### Required task
Type the records out again in full, exactly.

### Source records

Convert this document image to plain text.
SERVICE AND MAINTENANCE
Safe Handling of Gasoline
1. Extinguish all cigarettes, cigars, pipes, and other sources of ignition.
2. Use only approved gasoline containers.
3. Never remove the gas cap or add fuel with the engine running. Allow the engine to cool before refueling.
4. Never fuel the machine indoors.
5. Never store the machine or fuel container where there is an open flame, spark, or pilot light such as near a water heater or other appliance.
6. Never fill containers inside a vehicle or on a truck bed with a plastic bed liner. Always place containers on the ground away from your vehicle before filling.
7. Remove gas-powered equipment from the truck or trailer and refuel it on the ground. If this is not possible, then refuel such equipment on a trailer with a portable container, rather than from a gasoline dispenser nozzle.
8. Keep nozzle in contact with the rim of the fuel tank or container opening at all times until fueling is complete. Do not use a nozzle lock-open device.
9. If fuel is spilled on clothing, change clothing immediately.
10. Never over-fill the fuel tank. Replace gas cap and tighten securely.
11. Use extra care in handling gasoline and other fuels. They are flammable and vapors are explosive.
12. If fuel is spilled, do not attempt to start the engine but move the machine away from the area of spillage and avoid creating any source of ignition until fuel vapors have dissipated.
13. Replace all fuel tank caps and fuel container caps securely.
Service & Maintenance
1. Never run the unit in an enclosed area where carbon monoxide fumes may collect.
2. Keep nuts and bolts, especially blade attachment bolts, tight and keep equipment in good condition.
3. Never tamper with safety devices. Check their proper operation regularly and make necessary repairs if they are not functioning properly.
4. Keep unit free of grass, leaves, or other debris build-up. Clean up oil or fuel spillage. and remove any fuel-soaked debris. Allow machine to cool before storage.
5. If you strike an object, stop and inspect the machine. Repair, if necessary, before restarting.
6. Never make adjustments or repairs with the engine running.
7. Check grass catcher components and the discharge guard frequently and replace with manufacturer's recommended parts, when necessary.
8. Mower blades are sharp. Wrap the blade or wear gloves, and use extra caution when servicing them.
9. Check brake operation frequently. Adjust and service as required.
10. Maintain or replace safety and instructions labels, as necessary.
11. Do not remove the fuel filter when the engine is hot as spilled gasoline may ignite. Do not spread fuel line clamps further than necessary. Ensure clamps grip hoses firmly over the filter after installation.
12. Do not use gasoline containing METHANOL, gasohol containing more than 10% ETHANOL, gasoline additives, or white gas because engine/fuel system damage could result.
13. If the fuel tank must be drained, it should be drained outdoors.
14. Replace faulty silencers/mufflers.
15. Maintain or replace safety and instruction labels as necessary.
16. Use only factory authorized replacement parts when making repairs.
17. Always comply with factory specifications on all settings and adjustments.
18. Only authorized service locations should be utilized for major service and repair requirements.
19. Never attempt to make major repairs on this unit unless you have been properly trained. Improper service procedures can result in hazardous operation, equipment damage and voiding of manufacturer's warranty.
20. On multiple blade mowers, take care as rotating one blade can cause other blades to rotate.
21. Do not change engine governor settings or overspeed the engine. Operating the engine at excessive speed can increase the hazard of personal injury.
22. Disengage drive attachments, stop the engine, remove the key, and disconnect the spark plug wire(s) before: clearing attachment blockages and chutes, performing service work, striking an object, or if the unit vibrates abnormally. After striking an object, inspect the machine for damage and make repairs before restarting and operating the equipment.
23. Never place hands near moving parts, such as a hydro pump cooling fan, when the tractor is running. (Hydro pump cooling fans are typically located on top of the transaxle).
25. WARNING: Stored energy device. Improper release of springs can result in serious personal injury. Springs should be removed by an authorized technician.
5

### The response
Convert this document image to plain text.
SERVICE AND MAINTENANCE
Safe Handling of Gasoline
1. Extinguish all cigarettes, cigars, pipes, and other sources of ignition.
2. Use only approved gasoline containers.
3. Never remove the gas cap or add fuel with the engine running. Allow the engine to cool before refueling.
4. Never fuel the machine indoors.
5. Never store the machine or fuel container where there is an open flame, spark, or pilot light such as near a water heater or other appliance.
6. Never fill containers inside a vehicle or on a truck bed with a plastic bed liner. Always place containers on the ground away from your vehicle before filling.
7. Remove gas-powered equipment from the truck or trailer and refuel it on the ground. If this is not possible, then refuel such equipment on a trailer with a portable container, rather than from a gasoline dispenser nozzle.
8. Keep nozzle in contact with the rim of the fuel tank or container opening at all times until fueling is complete. Do not use a nozzle lock-open device.
9. If fuel is spilled on clothing, change clothing immediately.
10. Never over-fill the fuel tank. Replace gas cap and tighten securely.
11. Use extra care in handling gasoline and other fuels. They are flammable and vapors are explosive.
12. If fuel is spilled, do not attempt to start the engine but move the machine away from the area of spillage and avoid creating any source of ignition until fuel vapors have dissipated.
13. Replace all fuel tank caps and fuel container caps securely.
Service & Maintenance
1. Never run the unit in an enclosed area where carbon monoxide fumes may collect.
2. Keep nuts and bolts, especially blade attachment bolts, tight and keep equipment in good condition.
3. Never tamper with safety devices. Check their proper operation regularly and make necessary repairs if they are not functioning properly.
4. Keep unit free of grass, leaves, or other debris build-up. Clean up oil or fuel spillage. and remove any fuel-soaked debris. Allow machine to cool before storage.
5. If you strike an object, stop and inspect the machine. Repair, if necessary, before restarting.
6. Never make adjustments or repairs with the engine running.
7. Check grass catcher components and the discharge guard frequently and replace with manufacturer's recommended parts, when necessary.
8. Mower blades are sharp. Wrap the blade or wear gloves, and use extra caution when servicing them.
9. Check brake operation frequently. Adjust and service as required.
10. Maintain or replace safety and instructions labels, as necessary.
11. Do not remove the fuel filter when the engine is hot as spilled gasoline may ignite. Do not spread fuel line clamps further than necessary. Ensure clamps grip hoses firmly over the filter after installation.
12. Do not use gasoline containing METHANOL, gasohol containing more than 10% ETHANOL, gasoline additives, or white gas because engine/fuel system damage could result.
13. If the fuel tank must be drained, it should be drained outdoors.
14. Replace faulty silencers/mufflers.
15. Maintain or replace safety and instruction labels as necessary.
16. Use only factory authorized replacement parts when making repairs.
17. Always comply with factory specifications on all settings and adjustments.
18. Only authorized service locations should be utilized for major service and repair requirements.
19. Never attempt to make major repairs on this unit unless you have been properly trained. Improper service procedures can result in hazardous operation, equipment damage and voiding of manufacturer's warranty.
20. On multiple blade mowers, take care as rotating one blade can cause other blades to rotate.
21. Do not change engine governor settings or overspeed the engine. Operating the engine at excessive speed can increase the hazard of personal injury.
22. Disengage drive attachments, stop the engine, remove the key, and disconnect the spark plug wire(s) before: clearing attachment blockages and chutes, performing service work, striking an object, or if the unit vibrates abnormally. After striking an object, inspect the machine for damage and make repairs before restarting and operating the equipment.
23. Never place hands near moving parts, such as a hydro pump cooling fan, when the tractor is running. (Hydro pump cooling fans are typically located on top of the transaxle).
25. WARNING: Stored energy device. Improper release of springs can result in serious personal injury. Springs should be removed by an authorized technician.
5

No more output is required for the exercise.